*Exercice 1*.
D'après le texte sur les tenues des loges, combien de temps l'accueil des délégations étrangères peut-il durer ?
*Exercice 2*.
Rédigez la suite du texte sur les tenues des loges, en partant de sa dernière phrase.

*Extrait fourni*.
▶

Changement d’ambiance quand vient l’heure des « tenues » ou des assemblées générales des loges. Là, le dress code est strict : costumes, cravates, chaussettes et chaussures sombres, accompagné d’une chemise blanche. Les participants doivent aussi porter un tablier conforme à leur grade – apprenti, compagnon ou maître – ainsi qu’un collier propre à la fonction qu’ils vont occuper pendant la cérémonie – général maître, secrétaire, orateur, ou encore maître de cérémonie.
Après quelques informations administratives, un frère lit un texte. La feuille est posée sur une planche de bois. Son sujet a été préalablement décidé. C’est une sorte de dissertation consacrée à une thématique de société, abordée sous un angle maçonnique. Lors des grandes assemblées générales, le moment le plus attendu est l’accueil des délégations étrangères. Il répond à un protocole précis – chaque loge a son hymne et ses armoiries – et peut durer une heure et demie.

◀

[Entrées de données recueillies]
▶

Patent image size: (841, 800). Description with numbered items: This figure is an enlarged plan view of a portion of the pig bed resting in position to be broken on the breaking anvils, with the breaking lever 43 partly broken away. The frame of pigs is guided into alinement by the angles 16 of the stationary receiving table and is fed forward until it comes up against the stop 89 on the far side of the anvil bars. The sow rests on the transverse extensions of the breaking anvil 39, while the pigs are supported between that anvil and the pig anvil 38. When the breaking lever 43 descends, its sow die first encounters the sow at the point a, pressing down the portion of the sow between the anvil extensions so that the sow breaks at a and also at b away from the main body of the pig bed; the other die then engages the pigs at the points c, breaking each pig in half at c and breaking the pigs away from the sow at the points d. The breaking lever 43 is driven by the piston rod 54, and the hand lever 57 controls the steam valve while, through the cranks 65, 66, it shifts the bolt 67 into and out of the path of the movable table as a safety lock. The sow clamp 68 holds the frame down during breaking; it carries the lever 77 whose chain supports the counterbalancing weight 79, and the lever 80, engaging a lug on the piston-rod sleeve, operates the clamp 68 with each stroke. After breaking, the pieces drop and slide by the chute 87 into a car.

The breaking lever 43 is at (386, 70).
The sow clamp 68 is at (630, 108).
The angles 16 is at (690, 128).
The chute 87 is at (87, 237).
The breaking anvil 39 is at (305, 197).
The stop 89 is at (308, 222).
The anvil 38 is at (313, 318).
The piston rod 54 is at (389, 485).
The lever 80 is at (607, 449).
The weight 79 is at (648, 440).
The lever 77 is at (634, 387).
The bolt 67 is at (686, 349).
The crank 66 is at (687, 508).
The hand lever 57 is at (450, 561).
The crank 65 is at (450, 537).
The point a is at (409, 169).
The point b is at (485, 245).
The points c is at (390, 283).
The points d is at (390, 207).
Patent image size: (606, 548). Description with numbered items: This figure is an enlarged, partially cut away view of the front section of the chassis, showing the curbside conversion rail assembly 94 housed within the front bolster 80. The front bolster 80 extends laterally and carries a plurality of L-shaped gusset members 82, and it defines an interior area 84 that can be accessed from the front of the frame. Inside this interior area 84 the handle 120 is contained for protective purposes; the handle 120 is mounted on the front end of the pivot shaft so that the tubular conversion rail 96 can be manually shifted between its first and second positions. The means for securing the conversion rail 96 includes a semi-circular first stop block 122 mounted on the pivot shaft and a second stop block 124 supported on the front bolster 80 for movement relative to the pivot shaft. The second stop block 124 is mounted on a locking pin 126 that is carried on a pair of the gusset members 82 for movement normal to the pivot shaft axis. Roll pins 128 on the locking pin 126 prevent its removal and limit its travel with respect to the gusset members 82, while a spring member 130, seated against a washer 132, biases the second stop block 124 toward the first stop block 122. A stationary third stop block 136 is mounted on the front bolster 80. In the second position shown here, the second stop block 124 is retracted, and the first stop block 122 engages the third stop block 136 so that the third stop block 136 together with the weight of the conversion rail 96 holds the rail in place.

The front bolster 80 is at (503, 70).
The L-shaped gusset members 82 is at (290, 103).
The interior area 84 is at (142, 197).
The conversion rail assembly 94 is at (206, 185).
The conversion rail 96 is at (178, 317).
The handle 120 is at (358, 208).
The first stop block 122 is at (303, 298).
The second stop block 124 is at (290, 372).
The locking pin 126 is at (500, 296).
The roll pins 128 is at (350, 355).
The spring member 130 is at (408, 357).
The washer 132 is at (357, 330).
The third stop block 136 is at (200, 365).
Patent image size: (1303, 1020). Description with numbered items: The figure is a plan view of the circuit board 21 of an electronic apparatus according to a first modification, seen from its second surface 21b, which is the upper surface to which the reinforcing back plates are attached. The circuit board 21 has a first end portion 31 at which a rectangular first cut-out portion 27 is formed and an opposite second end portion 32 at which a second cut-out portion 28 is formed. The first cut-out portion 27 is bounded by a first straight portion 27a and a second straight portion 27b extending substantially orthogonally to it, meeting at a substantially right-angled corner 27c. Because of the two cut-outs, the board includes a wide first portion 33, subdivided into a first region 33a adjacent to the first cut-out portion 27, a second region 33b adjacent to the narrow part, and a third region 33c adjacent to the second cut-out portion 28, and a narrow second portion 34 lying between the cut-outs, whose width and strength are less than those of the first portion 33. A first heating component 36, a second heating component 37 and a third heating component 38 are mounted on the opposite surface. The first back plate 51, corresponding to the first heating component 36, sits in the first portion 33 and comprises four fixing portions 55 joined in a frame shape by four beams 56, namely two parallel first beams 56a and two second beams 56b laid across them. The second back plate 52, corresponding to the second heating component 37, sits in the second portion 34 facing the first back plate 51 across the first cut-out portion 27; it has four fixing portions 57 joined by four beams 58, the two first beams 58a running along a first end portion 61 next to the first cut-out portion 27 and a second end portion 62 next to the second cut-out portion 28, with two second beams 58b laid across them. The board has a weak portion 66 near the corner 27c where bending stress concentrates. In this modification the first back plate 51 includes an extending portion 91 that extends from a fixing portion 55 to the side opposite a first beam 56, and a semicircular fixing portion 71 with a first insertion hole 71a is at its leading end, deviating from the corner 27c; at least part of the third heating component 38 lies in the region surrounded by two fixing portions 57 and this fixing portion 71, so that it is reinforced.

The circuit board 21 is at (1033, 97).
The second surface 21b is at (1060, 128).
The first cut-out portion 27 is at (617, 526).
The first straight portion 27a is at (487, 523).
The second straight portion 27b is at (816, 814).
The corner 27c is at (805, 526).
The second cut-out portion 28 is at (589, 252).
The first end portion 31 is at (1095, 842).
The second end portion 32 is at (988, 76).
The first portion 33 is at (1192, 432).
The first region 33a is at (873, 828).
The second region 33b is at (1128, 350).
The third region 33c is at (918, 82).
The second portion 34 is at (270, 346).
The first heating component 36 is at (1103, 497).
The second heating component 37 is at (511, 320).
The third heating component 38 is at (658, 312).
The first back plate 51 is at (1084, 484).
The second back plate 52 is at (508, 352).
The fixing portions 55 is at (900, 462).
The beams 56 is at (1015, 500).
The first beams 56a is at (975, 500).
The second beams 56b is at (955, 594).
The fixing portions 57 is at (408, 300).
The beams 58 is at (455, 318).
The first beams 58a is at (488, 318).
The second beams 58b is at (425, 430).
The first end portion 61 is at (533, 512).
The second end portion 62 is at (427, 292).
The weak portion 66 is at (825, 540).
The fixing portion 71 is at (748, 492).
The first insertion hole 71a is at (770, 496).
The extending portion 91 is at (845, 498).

◀

*Corrigé 1*.
Il peut durer une heure et demie.

*Corrigé 2*.
« Hambak », la perte d’un pilier
Certaines « tenues », dites funèbres, sont l’occasion de rendre hommage à un « frère » disparu. Ces derniers temps, la GLCI n’a pas été épargnée. Habib Touré De Movaly est décédé le 26 octobre 2021, dans un hôpital parisien, d’un cancer du foie fulgurant. Il était le premier surveillant de la loge, une position très influente. Le 15 juin, c’est son grand secrétaire national, Michel Rosier, qui s’était éteint.
HAMED BAKAYOKO A MIS LA TRÈS SECRÈTE GLCI SOUS LE FEU DES PROJECTEURS
Avant eux, la GLCI avait surtout perdu son pilier le plus important : Hamed Bakayoko, décédé le 10 mars 2021 d’un cancer fulgurant. Tout-puissant Grand maître depuis 2015, l’ancien Premier ministre avait été réélu en 2020, pour un second mandat de cinq ans. Mais, en pleine épidémie de Covid-19, il n’avait pas pu être investi. Dans les jours qui ont suivi son décès, les maçons ont organisé de nombreuses réunions dans l’enceinte du temple de Bietry. Elles avaient une saveur d’autant plus particulière que c’est Hamed Bakayoko qui avait impulsé ses travaux d’agrandissement et de rénovation, conduits entre 2017 et 2019 par Alain Kouadio et Robert Daoud, deux architectes bien connus et frères de lumière.
La mort de « Hambak » a mis la très secrète GLCI sous le feu des projecteurs. La question de sa succession a notamment alimenté la presse. Après avoir assuré l’intérim, Sylvère Koyo a finalement été élu en décembre dernier. L’avocat d’affaires sera installé lors de la prochaine assemblée générale, en avril.
« Trop de fuites »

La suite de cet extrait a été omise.